── Material supplied

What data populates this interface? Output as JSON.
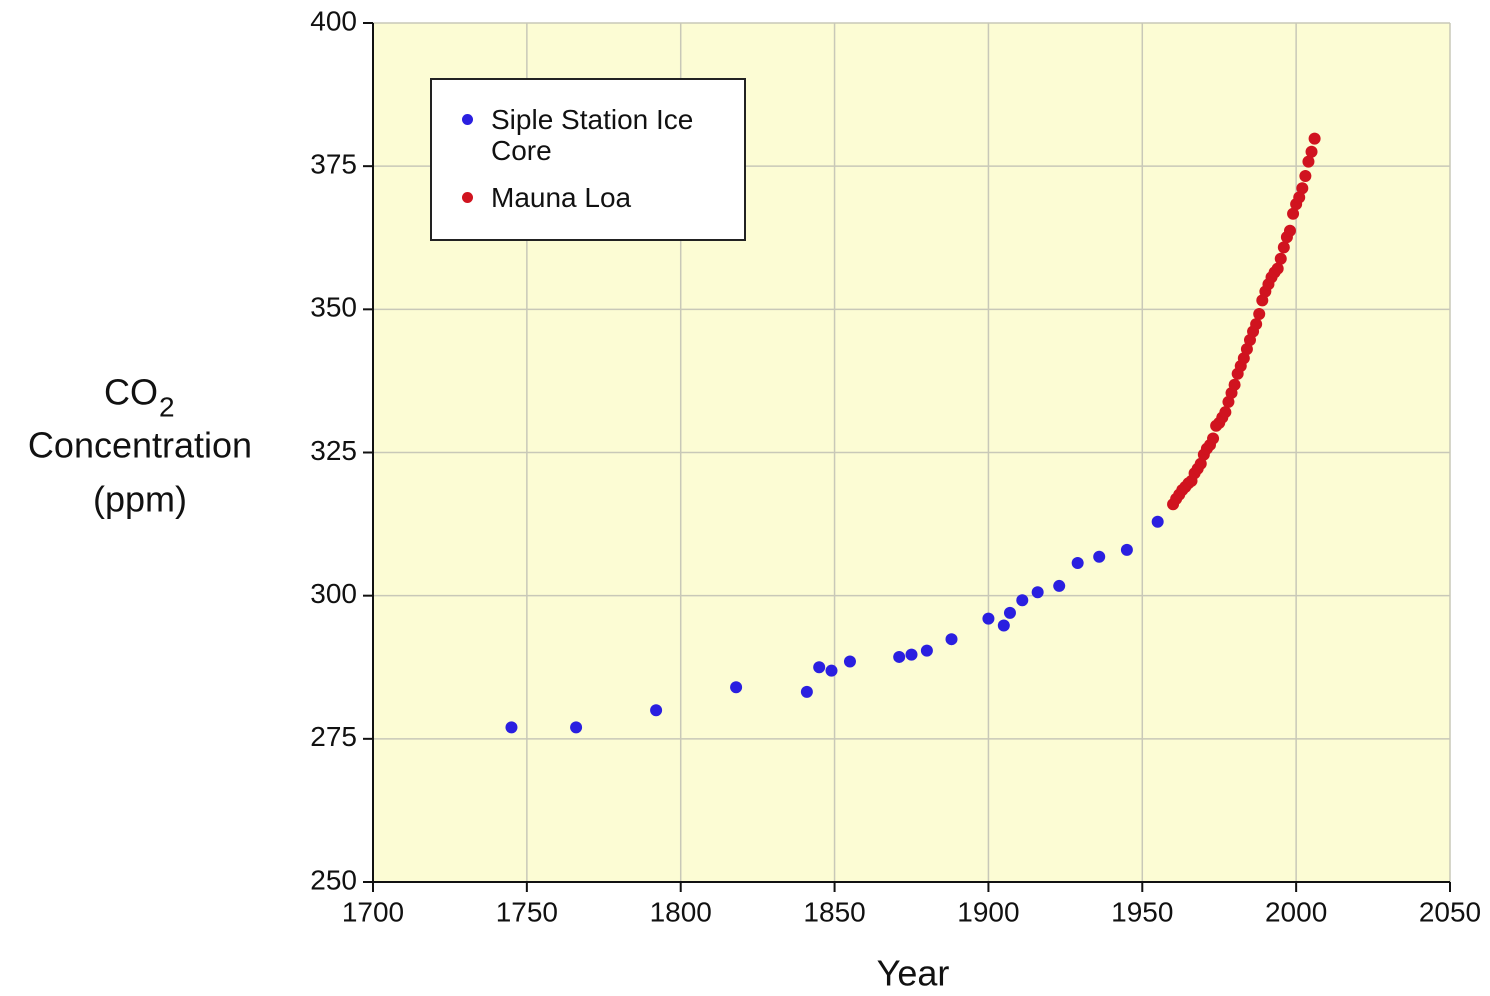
{
  "chart_data": {
    "type": "scatter",
    "x_label": "Year",
    "y_label": [
      "CO",
      "2",
      "Concentration",
      "(ppm)"
    ],
    "xlim": [
      1700,
      2050
    ],
    "xticks": [
      1700,
      1750,
      1800,
      1850,
      1900,
      1950,
      2000,
      2050
    ],
    "ylim": [
      250,
      400
    ],
    "yticks": [
      250,
      275,
      300,
      325,
      350,
      375,
      400
    ],
    "grid": true,
    "legend": "upper left",
    "series": [
      {
        "name": "Siple Station Ice Core",
        "color": "#2a1fe0",
        "x": [
          1745,
          1766,
          1792,
          1818,
          1841,
          1845,
          1849,
          1855,
          1871,
          1875,
          1880,
          1888,
          1900,
          1905,
          1907,
          1911,
          1916,
          1923,
          1929,
          1936,
          1945,
          1955
        ],
        "values": [
          277,
          277,
          280,
          284,
          283.2,
          287.5,
          286.9,
          288.5,
          289.3,
          289.7,
          290.4,
          292.4,
          296,
          294.8,
          297,
          299.2,
          300.6,
          301.7,
          305.7,
          306.8,
          308,
          312.9
        ]
      },
      {
        "name": "Mauna Loa",
        "color": "#d0131f",
        "x": [
          1960,
          1961,
          1962,
          1963,
          1964,
          1965,
          1966,
          1967,
          1968,
          1969,
          1970,
          1971,
          1972,
          1973,
          1974,
          1975,
          1976,
          1977,
          1978,
          1979,
          1980,
          1981,
          1982,
          1983,
          1984,
          1985,
          1986,
          1987,
          1988,
          1989,
          1990,
          1991,
          1992,
          1993,
          1994,
          1995,
          1996,
          1997,
          1998,
          1999,
          2000,
          2001,
          2002,
          2003,
          2004,
          2005,
          2006
        ],
        "values": [
          315.97,
          316.91,
          317.64,
          318.45,
          318.99,
          319.62,
          320.04,
          321.38,
          322.16,
          323.04,
          324.62,
          325.68,
          326.32,
          327.45,
          329.68,
          330.18,
          331.11,
          332.04,
          333.83,
          335.4,
          336.84,
          338.75,
          340.11,
          341.45,
          343.05,
          344.65,
          346.12,
          347.42,
          349.19,
          351.57,
          353.12,
          354.39,
          355.61,
          356.45,
          357.1,
          358.83,
          360.82,
          362.61,
          363.73,
          366.7,
          368.38,
          369.55,
          371.14,
          373.28,
          375.8,
          377.52,
          379.8
        ]
      }
    ]
  }
}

────

* **Your objective**
Find each line with the string "name" and copy it out.

* **Expected answer**
        "name": "Siple Station Ice Core",
        "name": "Mauna Loa",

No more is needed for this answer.